■ **Working data**:
----------------------------------------
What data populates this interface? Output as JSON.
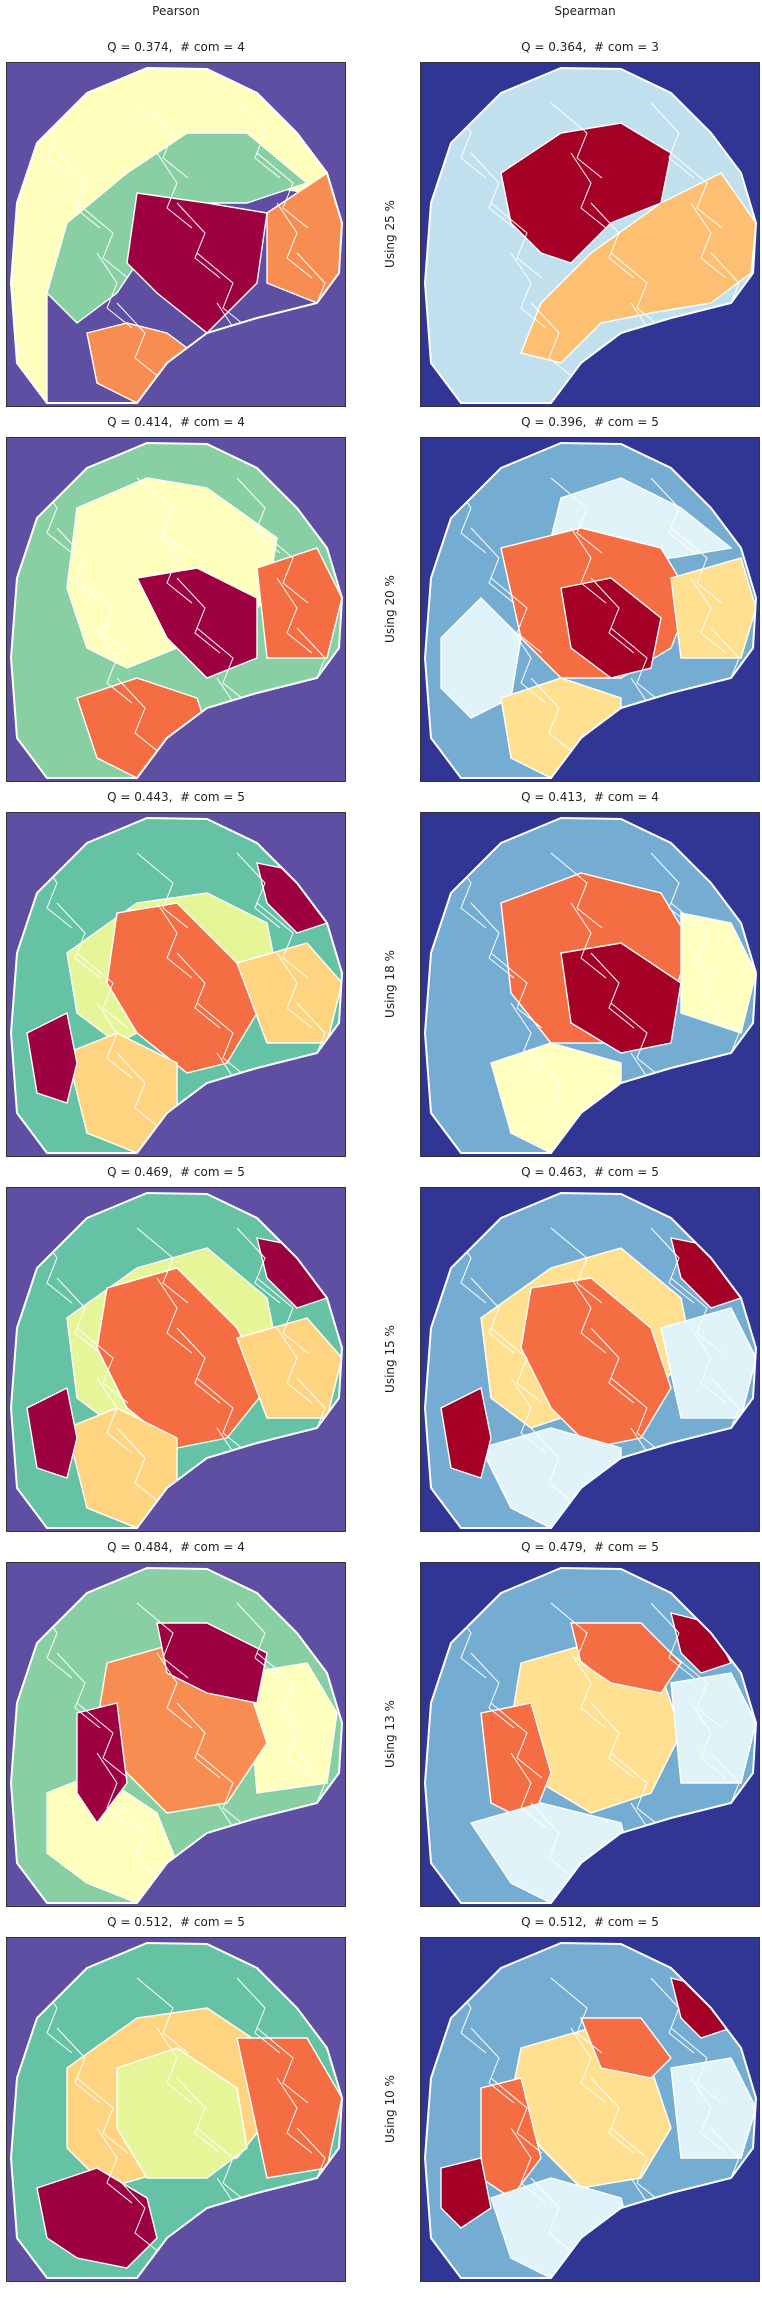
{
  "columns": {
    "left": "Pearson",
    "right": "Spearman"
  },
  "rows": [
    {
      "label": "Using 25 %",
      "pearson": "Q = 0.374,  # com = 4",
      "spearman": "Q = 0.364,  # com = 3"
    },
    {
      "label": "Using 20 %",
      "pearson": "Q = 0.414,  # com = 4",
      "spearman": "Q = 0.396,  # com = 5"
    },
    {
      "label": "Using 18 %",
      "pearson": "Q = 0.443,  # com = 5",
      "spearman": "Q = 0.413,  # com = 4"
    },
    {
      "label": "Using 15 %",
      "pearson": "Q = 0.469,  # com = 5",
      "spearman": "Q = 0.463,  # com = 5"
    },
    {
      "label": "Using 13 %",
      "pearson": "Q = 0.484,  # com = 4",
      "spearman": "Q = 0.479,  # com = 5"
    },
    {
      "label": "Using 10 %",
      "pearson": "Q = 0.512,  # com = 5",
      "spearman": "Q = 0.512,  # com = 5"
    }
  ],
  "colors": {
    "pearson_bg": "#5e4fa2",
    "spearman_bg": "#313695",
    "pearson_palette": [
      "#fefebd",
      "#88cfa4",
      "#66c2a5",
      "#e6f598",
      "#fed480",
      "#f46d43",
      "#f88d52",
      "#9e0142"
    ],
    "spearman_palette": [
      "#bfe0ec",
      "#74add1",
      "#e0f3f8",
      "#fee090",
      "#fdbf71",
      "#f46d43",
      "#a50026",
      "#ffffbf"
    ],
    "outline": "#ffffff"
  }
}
----------------------------------------
■ **Problem to work on**:
An exact transcription of all the entries is required, without the pictures.

■ **Reply to the exercise**:
What data populates this interface? Output as JSON.
{
  "columns": {
    "left": "Pearson",
    "right": "Spearman"
  },
  "rows": [
    {
      "label": "Using 25 %",
      "pearson": "Q = 0.374,  # com = 4",
      "spearman": "Q = 0.364,  # com = 3"
    },
    {
      "label": "Using 20 %",
      "pearson": "Q = 0.414,  # com = 4",
      "spearman": "Q = 0.396,  # com = 5"
    },
    {
      "label": "Using 18 %",
      "pearson": "Q = 0.443,  # com = 5",
      "spearman": "Q = 0.413,  # com = 4"
    },
    {
      "label": "Using 15 %",
      "pearson": "Q = 0.469,  # com = 5",
      "spearman": "Q = 0.463,  # com = 5"
    },
    {
      "label": "Using 13 %",
      "pearson": "Q = 0.484,  # com = 4",
      "spearman": "Q = 0.479,  # com = 5"
    },
    {
      "label": "Using 10 %",
      "pearson": "Q = 0.512,  # com = 5",
      "spearman": "Q = 0.512,  # com = 5"
    }
  ],
  "colors": {
    "pearson_bg": "#5e4fa2",
    "spearman_bg": "#313695",
    "pearson_palette": [
      "#fefebd",
      "#88cfa4",
      "#66c2a5",
      "#e6f598",
      "#fed480",
      "#f46d43",
      "#f88d52",
      "#9e0142"
    ],
    "spearman_palette": [
      "#bfe0ec",
      "#74add1",
      "#e0f3f8",
      "#fee090",
      "#fdbf71",
      "#f46d43",
      "#a50026",
      "#ffffbf"
    ],
    "outline": "#ffffff"
  }
}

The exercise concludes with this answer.